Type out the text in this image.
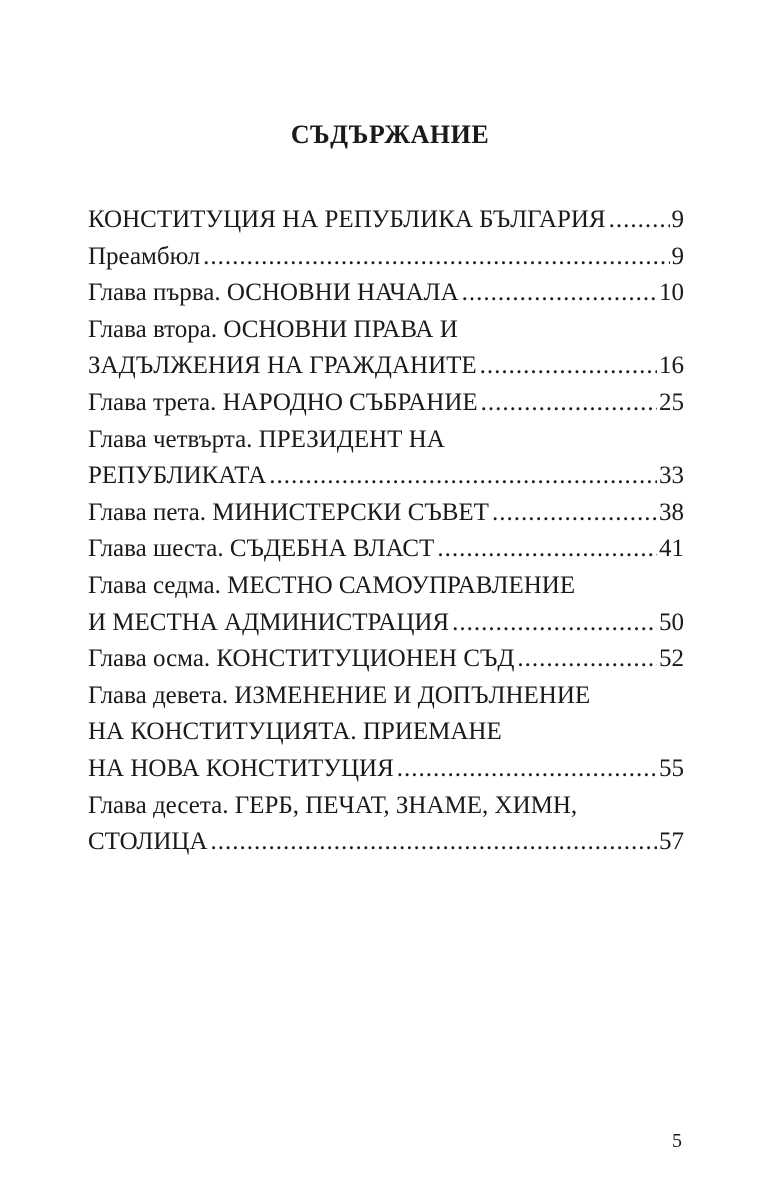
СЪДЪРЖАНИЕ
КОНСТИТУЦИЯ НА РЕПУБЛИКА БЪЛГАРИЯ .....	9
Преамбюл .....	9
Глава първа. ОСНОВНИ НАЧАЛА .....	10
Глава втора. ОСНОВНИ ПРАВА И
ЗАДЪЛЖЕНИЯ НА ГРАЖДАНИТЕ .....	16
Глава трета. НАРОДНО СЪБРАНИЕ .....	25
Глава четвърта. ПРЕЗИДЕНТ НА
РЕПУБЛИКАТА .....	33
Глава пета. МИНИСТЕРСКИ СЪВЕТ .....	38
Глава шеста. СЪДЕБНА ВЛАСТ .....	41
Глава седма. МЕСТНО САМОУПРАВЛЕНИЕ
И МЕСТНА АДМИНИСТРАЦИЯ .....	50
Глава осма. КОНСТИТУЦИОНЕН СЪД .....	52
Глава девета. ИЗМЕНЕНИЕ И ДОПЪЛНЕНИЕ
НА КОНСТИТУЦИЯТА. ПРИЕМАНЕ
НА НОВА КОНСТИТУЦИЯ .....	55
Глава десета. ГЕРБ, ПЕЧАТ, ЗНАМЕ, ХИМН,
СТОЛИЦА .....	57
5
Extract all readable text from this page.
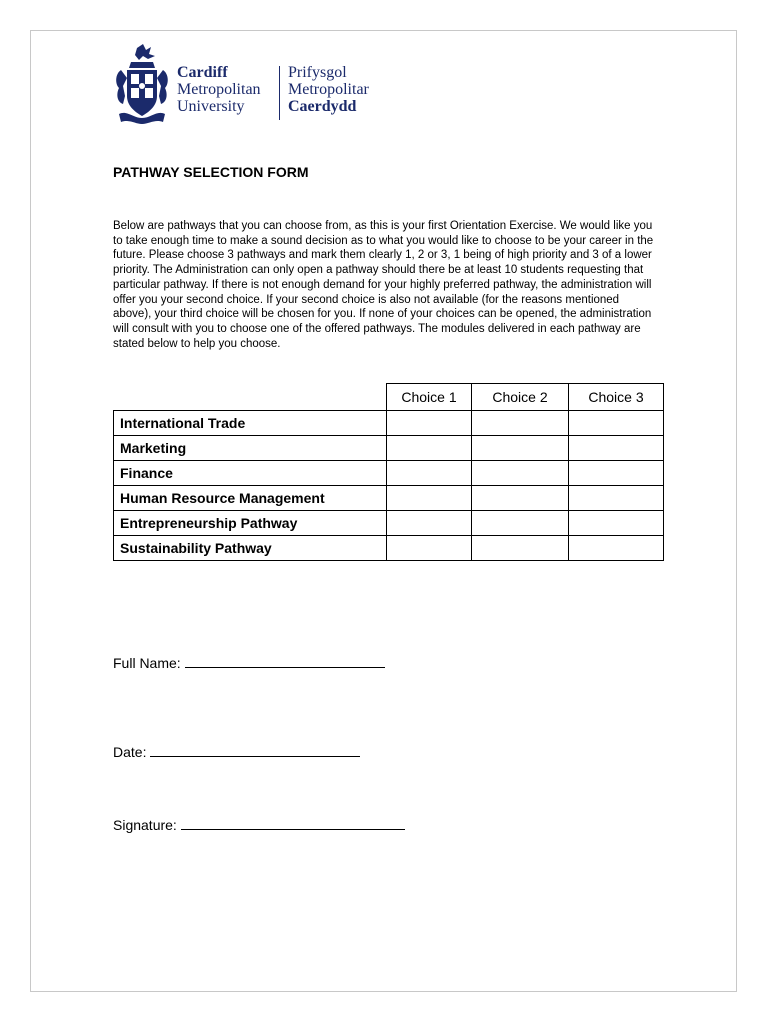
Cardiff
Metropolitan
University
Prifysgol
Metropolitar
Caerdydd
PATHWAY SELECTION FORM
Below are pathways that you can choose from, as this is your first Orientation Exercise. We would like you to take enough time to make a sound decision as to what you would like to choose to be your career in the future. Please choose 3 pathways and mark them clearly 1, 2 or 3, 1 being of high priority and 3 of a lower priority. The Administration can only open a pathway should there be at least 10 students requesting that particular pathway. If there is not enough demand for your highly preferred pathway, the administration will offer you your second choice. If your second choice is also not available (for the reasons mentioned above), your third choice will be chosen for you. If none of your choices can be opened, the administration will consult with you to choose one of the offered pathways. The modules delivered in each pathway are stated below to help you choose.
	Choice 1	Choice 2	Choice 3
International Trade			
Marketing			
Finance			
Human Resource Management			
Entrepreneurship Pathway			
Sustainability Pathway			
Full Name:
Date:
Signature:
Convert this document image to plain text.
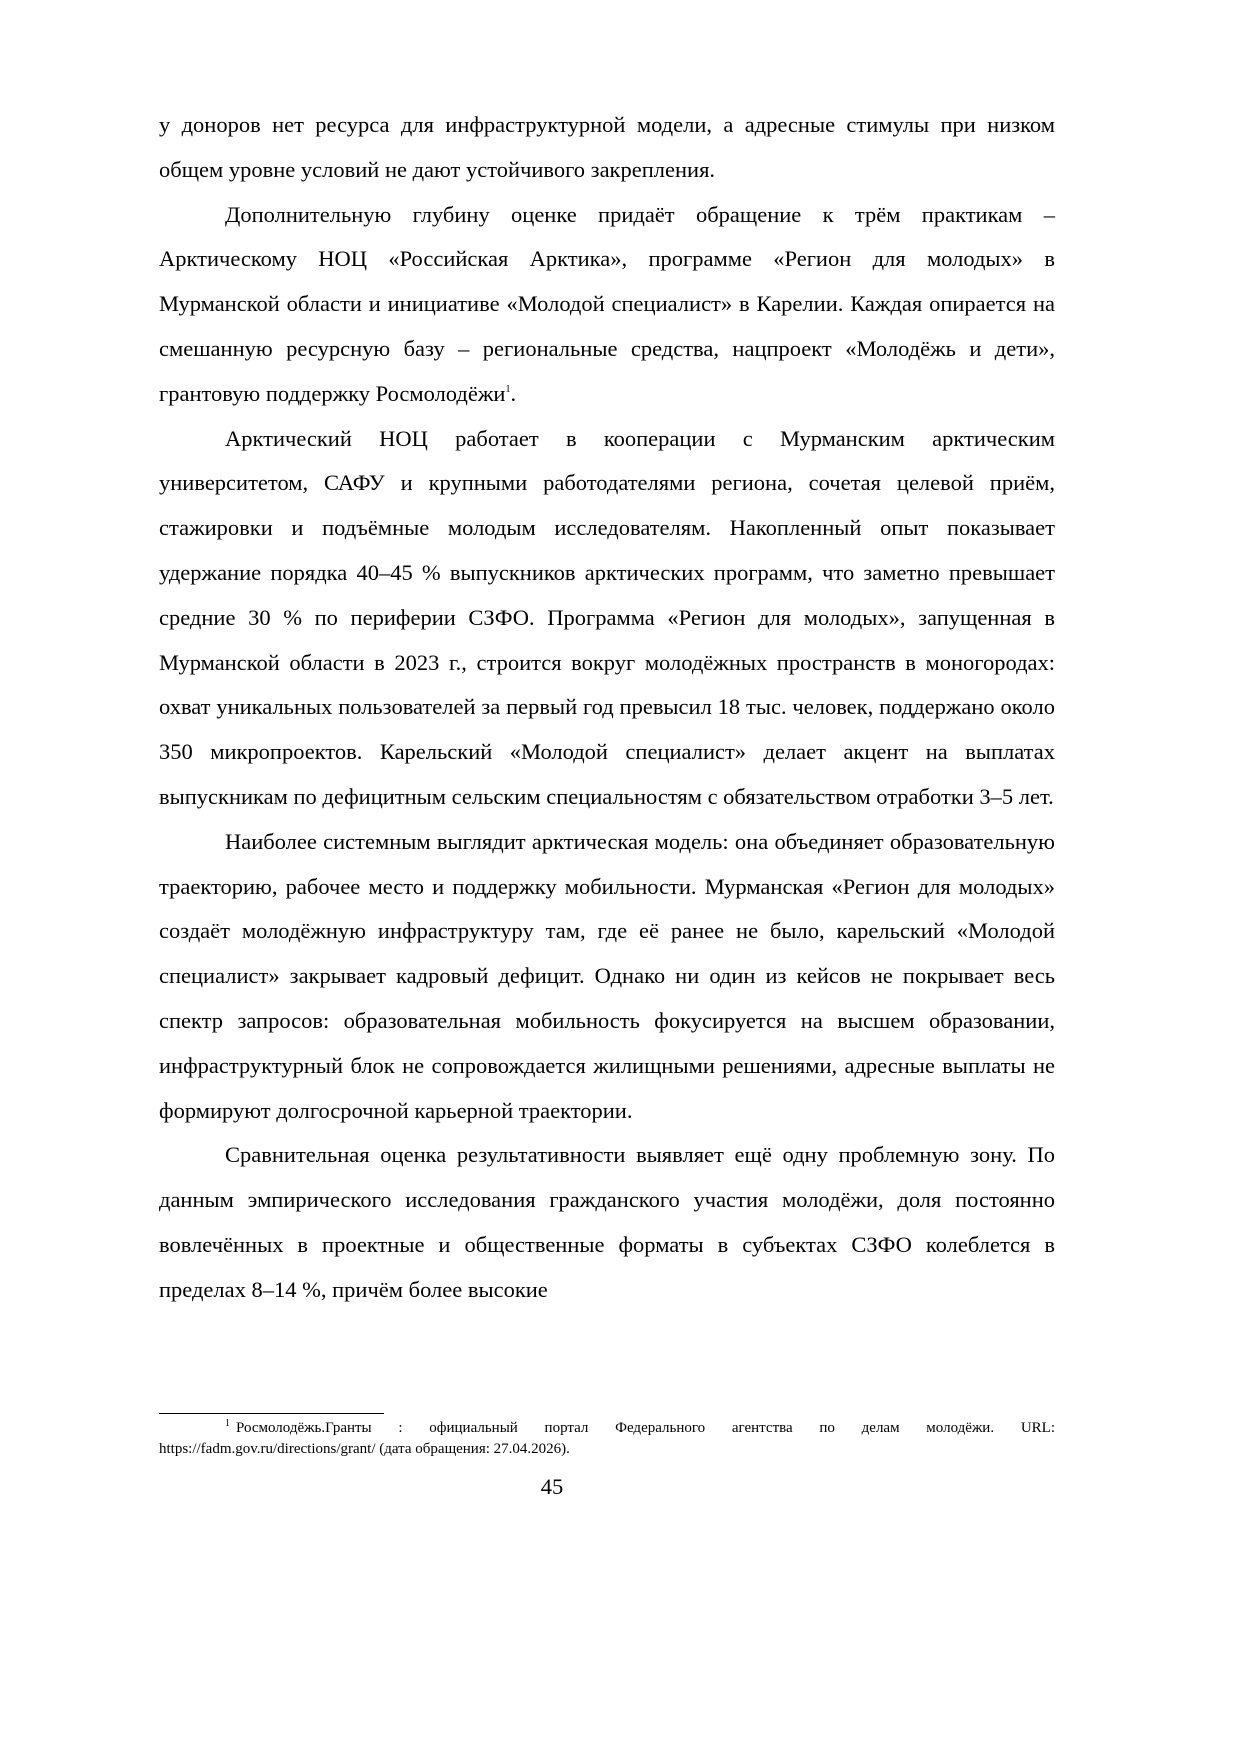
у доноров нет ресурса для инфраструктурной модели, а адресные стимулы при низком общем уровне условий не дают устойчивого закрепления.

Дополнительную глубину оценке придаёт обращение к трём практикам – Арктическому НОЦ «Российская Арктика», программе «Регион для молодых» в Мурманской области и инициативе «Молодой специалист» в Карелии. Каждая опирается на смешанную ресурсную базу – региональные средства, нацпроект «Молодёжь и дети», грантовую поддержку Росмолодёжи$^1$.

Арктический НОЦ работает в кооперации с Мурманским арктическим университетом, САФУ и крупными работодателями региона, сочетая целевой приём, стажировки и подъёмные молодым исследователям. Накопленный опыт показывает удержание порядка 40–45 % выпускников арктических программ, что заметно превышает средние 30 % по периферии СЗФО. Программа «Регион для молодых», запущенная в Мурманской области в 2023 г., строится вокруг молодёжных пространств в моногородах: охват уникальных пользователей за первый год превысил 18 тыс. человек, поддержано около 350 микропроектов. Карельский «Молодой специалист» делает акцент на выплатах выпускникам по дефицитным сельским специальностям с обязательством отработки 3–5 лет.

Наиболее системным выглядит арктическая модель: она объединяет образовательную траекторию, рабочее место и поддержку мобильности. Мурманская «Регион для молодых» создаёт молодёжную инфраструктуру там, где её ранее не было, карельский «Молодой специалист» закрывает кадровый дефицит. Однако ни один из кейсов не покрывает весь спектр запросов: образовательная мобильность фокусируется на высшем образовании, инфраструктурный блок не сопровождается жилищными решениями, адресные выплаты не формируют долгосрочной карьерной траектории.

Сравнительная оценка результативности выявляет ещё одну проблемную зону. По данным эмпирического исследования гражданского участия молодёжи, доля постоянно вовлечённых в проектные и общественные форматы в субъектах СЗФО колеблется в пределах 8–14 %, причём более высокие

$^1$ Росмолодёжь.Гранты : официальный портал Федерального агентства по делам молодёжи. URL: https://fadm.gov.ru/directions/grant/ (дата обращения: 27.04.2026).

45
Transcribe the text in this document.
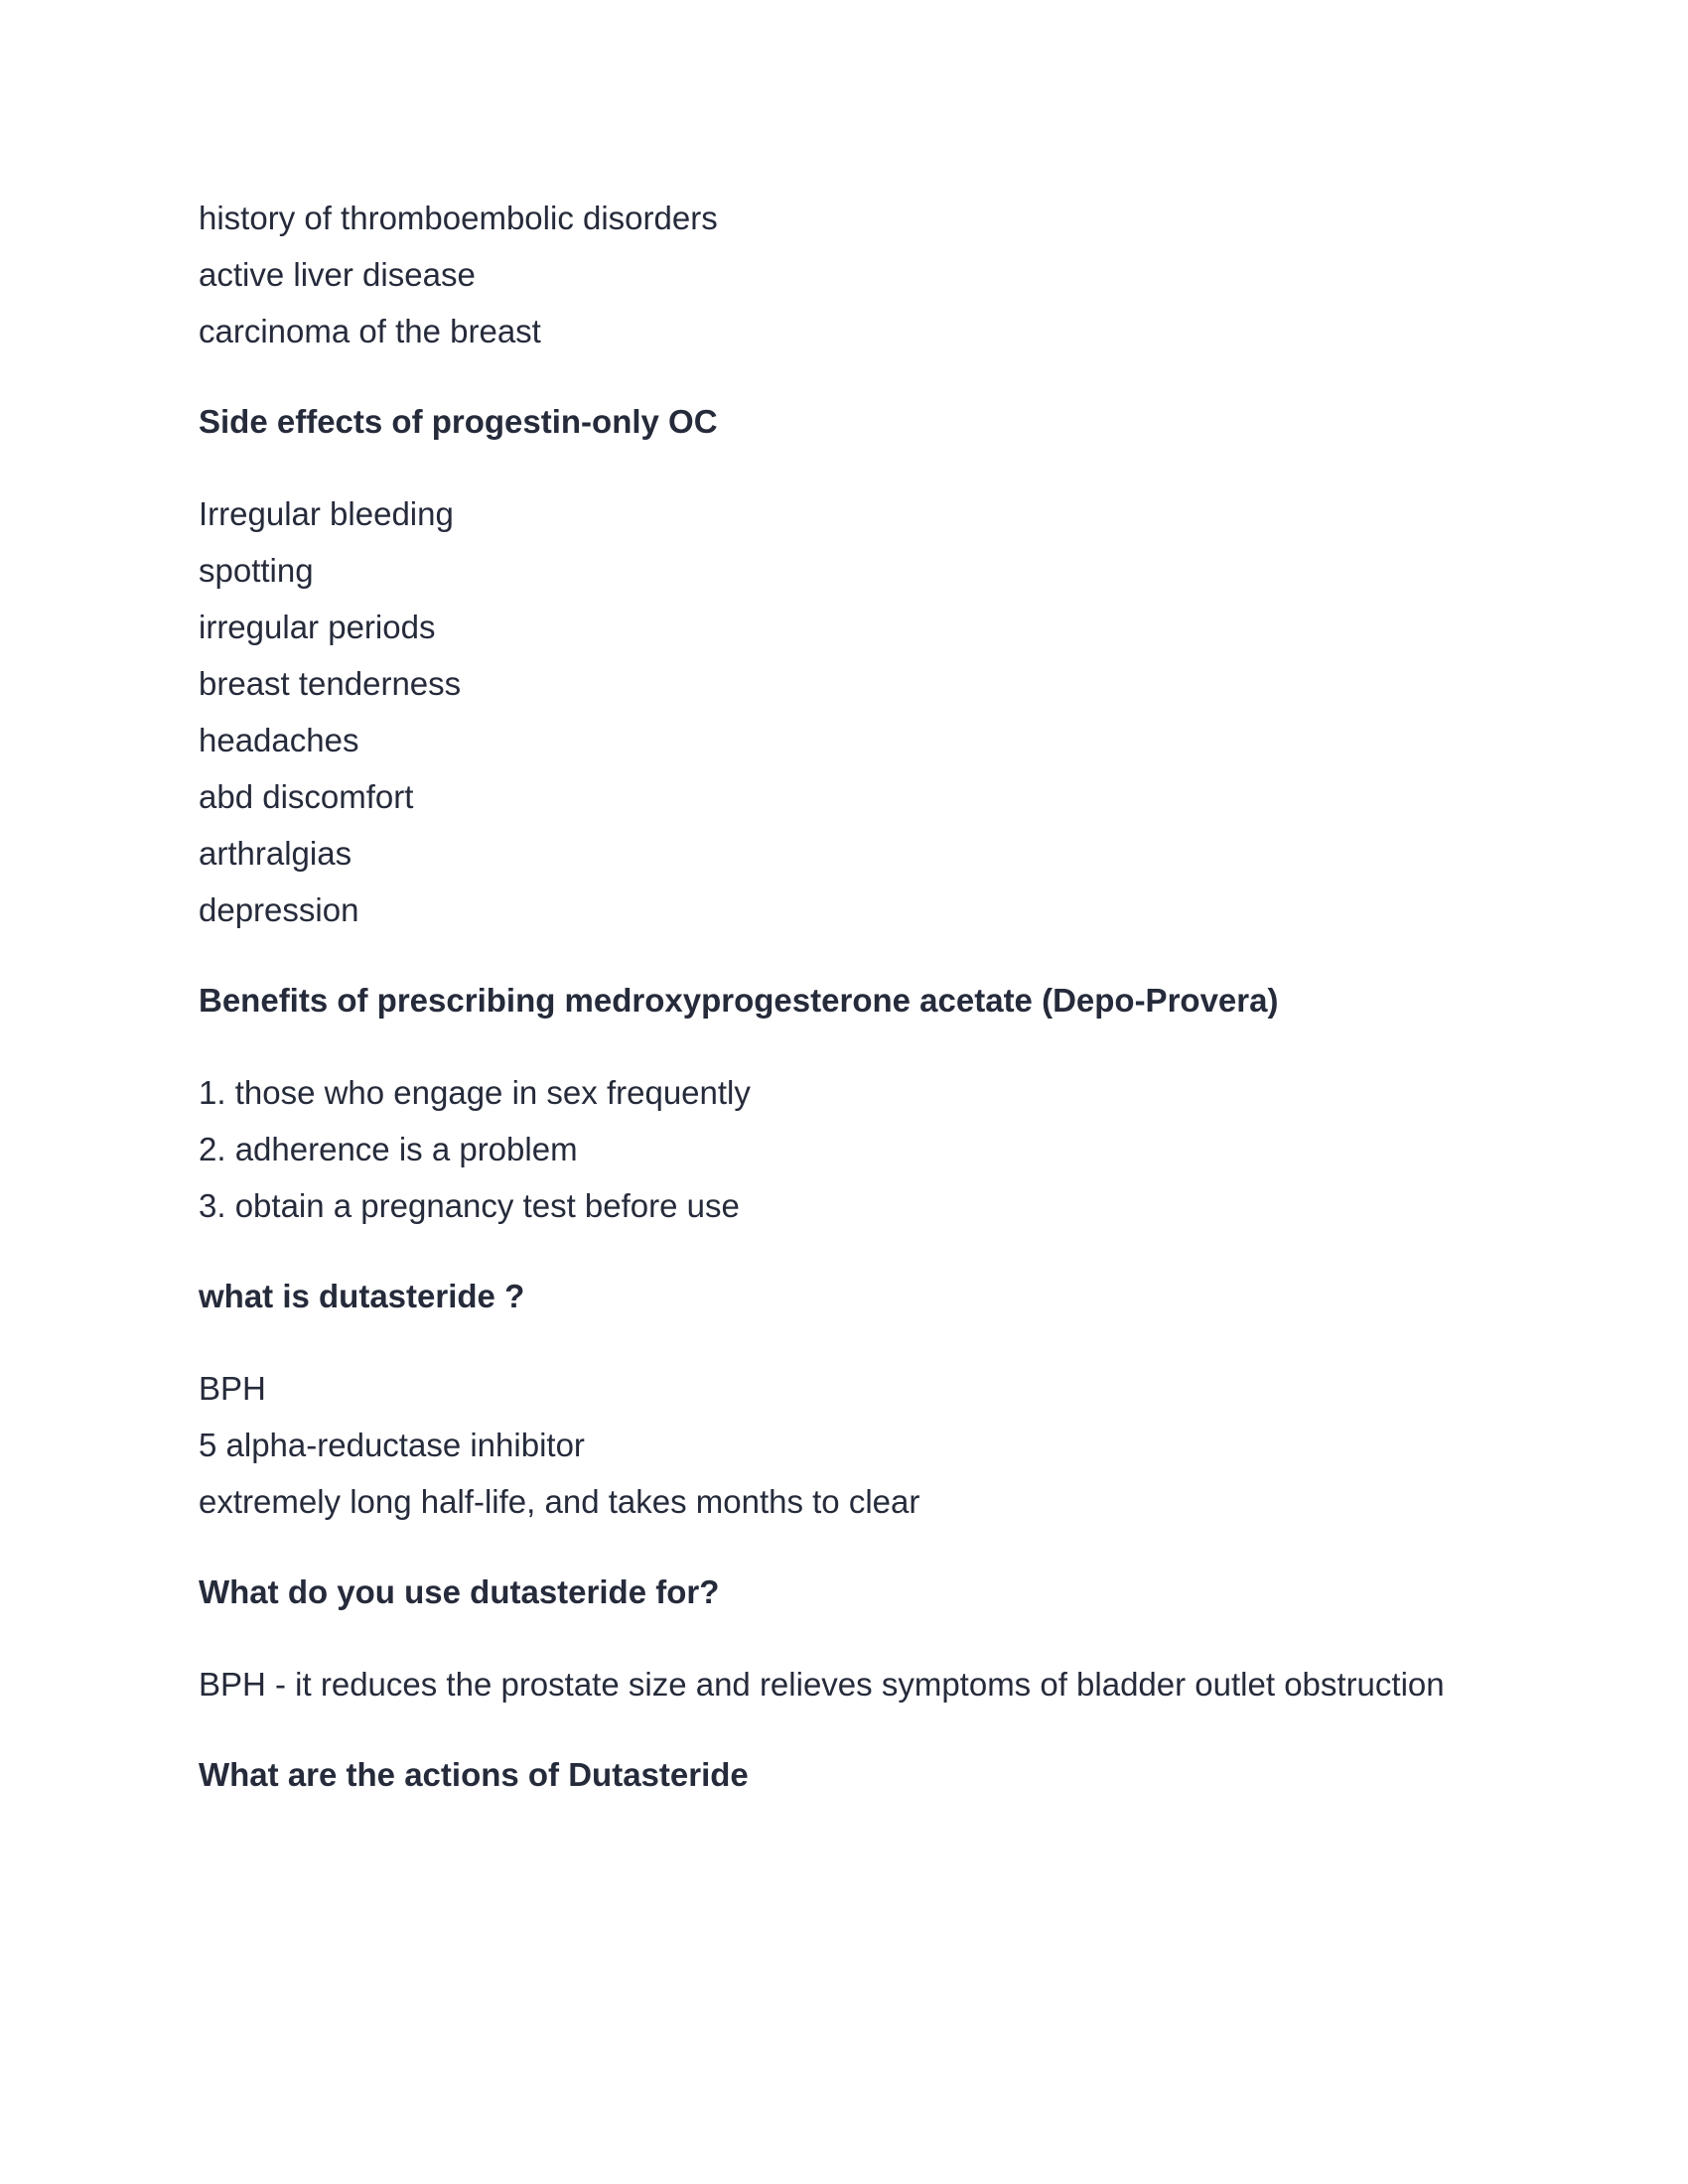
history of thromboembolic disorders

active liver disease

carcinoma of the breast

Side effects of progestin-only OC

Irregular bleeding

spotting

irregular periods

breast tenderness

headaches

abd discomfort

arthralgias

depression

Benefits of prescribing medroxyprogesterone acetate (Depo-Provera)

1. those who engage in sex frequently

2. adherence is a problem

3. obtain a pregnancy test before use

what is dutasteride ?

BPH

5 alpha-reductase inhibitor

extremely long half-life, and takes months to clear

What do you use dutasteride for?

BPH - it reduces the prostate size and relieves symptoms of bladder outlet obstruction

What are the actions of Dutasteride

INSTRUCTION –
Find each line holding "Глава". Copy it out.

TASK SOLUTION –
Глава първа. ОСНОВНИ НАЧАЛА .....	10
Глава втора. ОСНОВНИ ПРАВА И
Глава трета. НАРОДНО СЪБРАНИЕ .....	25
Глава четвърта. ПРЕЗИДЕНТ НА
Глава пета. МИНИСТЕРСКИ СЪВЕТ .....	38
Глава шеста. СЪДЕБНА ВЛАСТ .....	41
Глава седма. МЕСТНО САМОУПРАВЛЕНИЕ
Глава осма. КОНСТИТУЦИОНЕН СЪД .....	52
Глава девета. ИЗМЕНЕНИЕ И ДОПЪЛНЕНИЕ
Глава десета. ГЕРБ, ПЕЧАТ, ЗНАМЕ, ХИМН,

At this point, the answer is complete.